## [OBJECTIVE]
Give only the number of lines in the data that include the string "Минимальный".

## [LISTING]
====
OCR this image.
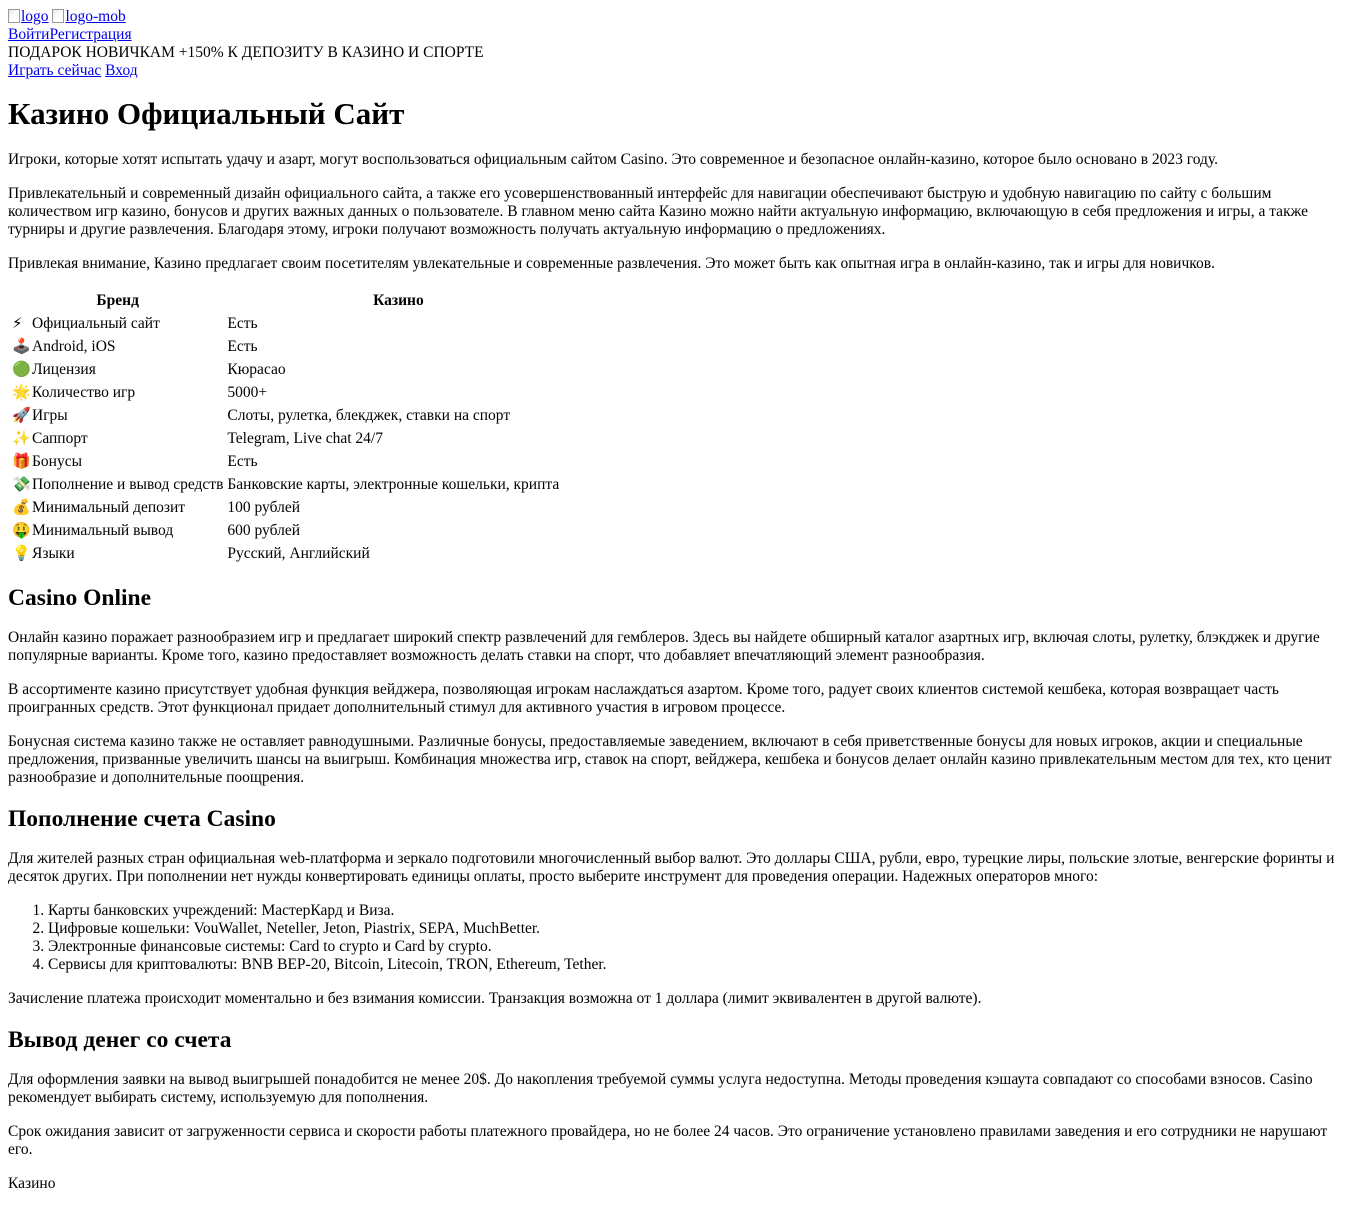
logo logo-mob
ВойтиРегистрация
ПОДАРОК НОВИЧКАМ +150% К ДЕПОЗИТУ В КАЗИНО И СПОРТЕ
Играть сейчас Вход
Казино Официальный Сайт

Игроки, которые хотят испытать удачу и азарт, могут воспользоваться официальным сайтом Casino. Это современное и безопасное онлайн-казино, которое было основано в 2023 году.

Привлекательный и современный дизайн официального сайта, а также его усовершенствованный интерфейс для навигации обеспечивают быструю и удобную навигацию по сайту с большим количеством игр казино, бонусов и других важных данных о пользователе. В главном меню сайта Казино можно найти актуальную информацию, включающую в себя предложения и игры, а также турниры и другие развлечения. Благодаря этому, игроки получают возможность получать актуальную информацию о предложениях.

Привлекая внимание, Казино предлагает своим посетителям увлекательные и современные развлечения. Это может быть как опытная игра в онлайн-казино, так и игры для новичков.

Бренд	Казино
⚡ Официальный сайт	Есть
🕹️Android, iOS	Есть
🟢Лицензия	Кюрасао
🌟Количество игр	5000+
🚀Игры	Слоты, рулетка, блекджек, ставки на спорт
✨Саппорт	Telegram, Live chat 24/7
🎁Бонусы	Есть
💸Пополнение и вывод средств	Банковские карты, электронные кошельки, крипта
💰Минимальный депозит	100 рублей
🤑Минимальный вывод	600 рублей
💡Языки	Русский, Английский
Casino Online

Онлайн казино поражает разнообразием игр и предлагает широкий спектр развлечений для гемблеров. Здесь вы найдете обширный каталог азартных игр, включая слоты, рулетку, блэкджек и другие популярные варианты. Кроме того, казино предоставляет возможность делать ставки на спорт, что добавляет впечатляющий элемент разнообразия.

В ассортименте казино присутствует удобная функция вейджера, позволяющая игрокам наслаждаться азартом. Кроме того, радует своих клиентов системой кешбека, которая возвращает часть проигранных средств. Этот функционал придает дополнительный стимул для активного участия в игровом процессе.

Бонусная система казино также не оставляет равнодушными. Различные бонусы, предоставляемые заведением, включают в себя приветственные бонусы для новых игроков, акции и специальные предложения, призванные увеличить шансы на выигрыш. Комбинация множества игр, ставок на спорт, вейджера, кешбека и бонусов делает онлайн казино привлекательным местом для тех, кто ценит разнообразие и дополнительные поощрения.

Пополнение счета Casino

Для жителей разных стран официальная web-платформа и зеркало подготовили многочисленный выбор валют. Это доллары США, рубли, евро, турецкие лиры, польские злотые, венгерские форинты и десяток других. При пополнении нет нужды конвертировать единицы оплаты, просто выберите инструмент для проведения операции. Надежных операторов много:

1. Карты банковских учреждений: МастерКард и Виза.
2. Цифровые кошельки: VouWallet, Neteller, Jeton, Piastrix, SEPA, MuchBetter.
3. Электронные финансовые системы: Card to crypto и Card by crypto.
4. Сервисы для криптовалюты: BNB BEP-20, Bitcoin, Litecoin, TRON, Ethereum, Tether.

Зачисление платежа происходит моментально и без взимания комиссии. Транзакция возможна от 1 доллара (лимит эквивалентен в другой валюте).

Вывод денег со счета

Для оформления заявки на вывод выигрышей понадобится не менее 20$. До накопления требуемой суммы услуга недоступна. Методы проведения кэшаута совпадают со способами взносов. Casino рекомендует выбирать систему, используемую для пополнения.

Срок ожидания зависит от загруженности сервиса и скорости работы платежного провайдера, но не более 24 часов. Это ограничение установлено правилами заведения и его сотрудники не нарушают его.

Казино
====
## [EXERCISE RESULT]
2